▶ _SOURCE MATERIAL_:
= = = = = = =
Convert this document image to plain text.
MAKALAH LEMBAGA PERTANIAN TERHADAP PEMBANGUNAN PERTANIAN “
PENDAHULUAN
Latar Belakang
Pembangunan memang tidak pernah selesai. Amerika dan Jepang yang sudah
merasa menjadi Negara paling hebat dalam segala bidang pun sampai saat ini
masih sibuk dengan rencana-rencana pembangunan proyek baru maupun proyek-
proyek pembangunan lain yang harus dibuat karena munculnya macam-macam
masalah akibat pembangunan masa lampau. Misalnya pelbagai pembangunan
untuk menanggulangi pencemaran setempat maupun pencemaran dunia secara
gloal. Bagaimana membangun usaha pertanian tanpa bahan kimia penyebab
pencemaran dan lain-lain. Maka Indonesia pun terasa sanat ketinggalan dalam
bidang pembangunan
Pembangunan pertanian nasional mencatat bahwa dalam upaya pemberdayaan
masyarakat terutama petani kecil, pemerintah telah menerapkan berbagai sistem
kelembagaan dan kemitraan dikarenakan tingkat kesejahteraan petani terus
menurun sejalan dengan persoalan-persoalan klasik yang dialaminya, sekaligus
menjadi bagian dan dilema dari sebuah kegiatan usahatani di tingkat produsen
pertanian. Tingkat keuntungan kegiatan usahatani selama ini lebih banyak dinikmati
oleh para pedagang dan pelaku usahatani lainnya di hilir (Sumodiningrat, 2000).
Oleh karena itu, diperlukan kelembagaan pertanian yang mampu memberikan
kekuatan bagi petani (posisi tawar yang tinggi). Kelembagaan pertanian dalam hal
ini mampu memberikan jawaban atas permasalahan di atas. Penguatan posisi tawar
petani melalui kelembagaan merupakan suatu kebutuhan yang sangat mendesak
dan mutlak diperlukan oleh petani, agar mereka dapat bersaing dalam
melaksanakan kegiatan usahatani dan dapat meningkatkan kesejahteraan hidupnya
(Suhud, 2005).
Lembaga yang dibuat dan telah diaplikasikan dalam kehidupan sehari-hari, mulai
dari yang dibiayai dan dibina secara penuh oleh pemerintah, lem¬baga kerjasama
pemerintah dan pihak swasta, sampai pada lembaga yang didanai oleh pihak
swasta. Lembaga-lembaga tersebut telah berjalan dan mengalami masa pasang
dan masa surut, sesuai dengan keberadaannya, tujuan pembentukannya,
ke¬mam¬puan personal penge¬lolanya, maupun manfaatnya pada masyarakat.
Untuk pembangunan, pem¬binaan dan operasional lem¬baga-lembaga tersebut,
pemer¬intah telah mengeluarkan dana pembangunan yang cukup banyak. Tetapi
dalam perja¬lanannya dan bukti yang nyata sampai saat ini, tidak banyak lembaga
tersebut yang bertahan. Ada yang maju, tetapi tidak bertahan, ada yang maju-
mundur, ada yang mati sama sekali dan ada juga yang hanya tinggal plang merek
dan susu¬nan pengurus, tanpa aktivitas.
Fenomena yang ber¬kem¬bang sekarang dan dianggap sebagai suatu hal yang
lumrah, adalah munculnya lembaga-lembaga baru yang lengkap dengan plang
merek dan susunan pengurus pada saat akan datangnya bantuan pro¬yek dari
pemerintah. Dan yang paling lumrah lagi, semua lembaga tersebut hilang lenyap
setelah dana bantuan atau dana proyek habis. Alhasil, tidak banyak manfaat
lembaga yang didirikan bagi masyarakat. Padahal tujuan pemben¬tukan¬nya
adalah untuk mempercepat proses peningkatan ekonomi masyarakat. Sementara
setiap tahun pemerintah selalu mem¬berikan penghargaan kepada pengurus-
= = = = = = =
▶ _WHAT THIS TASK INVOLVES_: Give the material above again, word for word.

▶ _ANSWER TO THE PROBLEM_:
Convert this document image to plain text.
MAKALAH LEMBAGA PERTANIAN TERHADAP PEMBANGUNAN PERTANIAN “
PENDAHULUAN
Latar Belakang
Pembangunan memang tidak pernah selesai. Amerika dan Jepang yang sudah
merasa menjadi Negara paling hebat dalam segala bidang pun sampai saat ini
masih sibuk dengan rencana-rencana pembangunan proyek baru maupun proyek-
proyek pembangunan lain yang harus dibuat karena munculnya macam-macam
masalah akibat pembangunan masa lampau. Misalnya pelbagai pembangunan
untuk menanggulangi pencemaran setempat maupun pencemaran dunia secara
gloal. Bagaimana membangun usaha pertanian tanpa bahan kimia penyebab
pencemaran dan lain-lain. Maka Indonesia pun terasa sanat ketinggalan dalam
bidang pembangunan
Pembangunan pertanian nasional mencatat bahwa dalam upaya pemberdayaan
masyarakat terutama petani kecil, pemerintah telah menerapkan berbagai sistem
kelembagaan dan kemitraan dikarenakan tingkat kesejahteraan petani terus
menurun sejalan dengan persoalan-persoalan klasik yang dialaminya, sekaligus
menjadi bagian dan dilema dari sebuah kegiatan usahatani di tingkat produsen
pertanian. Tingkat keuntungan kegiatan usahatani selama ini lebih banyak dinikmati
oleh para pedagang dan pelaku usahatani lainnya di hilir (Sumodiningrat, 2000).
Oleh karena itu, diperlukan kelembagaan pertanian yang mampu memberikan
kekuatan bagi petani (posisi tawar yang tinggi). Kelembagaan pertanian dalam hal
ini mampu memberikan jawaban atas permasalahan di atas. Penguatan posisi tawar
petani melalui kelembagaan merupakan suatu kebutuhan yang sangat mendesak
dan mutlak diperlukan oleh petani, agar mereka dapat bersaing dalam
melaksanakan kegiatan usahatani dan dapat meningkatkan kesejahteraan hidupnya
(Suhud, 2005).
Lembaga yang dibuat dan telah diaplikasikan dalam kehidupan sehari-hari, mulai
dari yang dibiayai dan dibina secara penuh oleh pemerintah, lem¬baga kerjasama
pemerintah dan pihak swasta, sampai pada lembaga yang didanai oleh pihak
swasta. Lembaga-lembaga tersebut telah berjalan dan mengalami masa pasang
dan masa surut, sesuai dengan keberadaannya, tujuan pembentukannya,
ke¬mam¬puan personal penge¬lolanya, maupun manfaatnya pada masyarakat.
Untuk pembangunan, pem¬binaan dan operasional lem¬baga-lembaga tersebut,
pemer¬intah telah mengeluarkan dana pembangunan yang cukup banyak. Tetapi
dalam perja¬lanannya dan bukti yang nyata sampai saat ini, tidak banyak lembaga
tersebut yang bertahan. Ada yang maju, tetapi tidak bertahan, ada yang maju-
mundur, ada yang mati sama sekali dan ada juga yang hanya tinggal plang merek
dan susu¬nan pengurus, tanpa aktivitas.
Fenomena yang ber¬kem¬bang sekarang dan dianggap sebagai suatu hal yang
lumrah, adalah munculnya lembaga-lembaga baru yang lengkap dengan plang
merek dan susunan pengurus pada saat akan datangnya bantuan pro¬yek dari
pemerintah. Dan yang paling lumrah lagi, semua lembaga tersebut hilang lenyap
setelah dana bantuan atau dana proyek habis. Alhasil, tidak banyak manfaat
lembaga yang didirikan bagi masyarakat. Padahal tujuan pemben¬tukan¬nya
adalah untuk mempercepat proses peningkatan ekonomi masyarakat. Sementara
setiap tahun pemerintah selalu mem¬berikan penghargaan kepada pengurus-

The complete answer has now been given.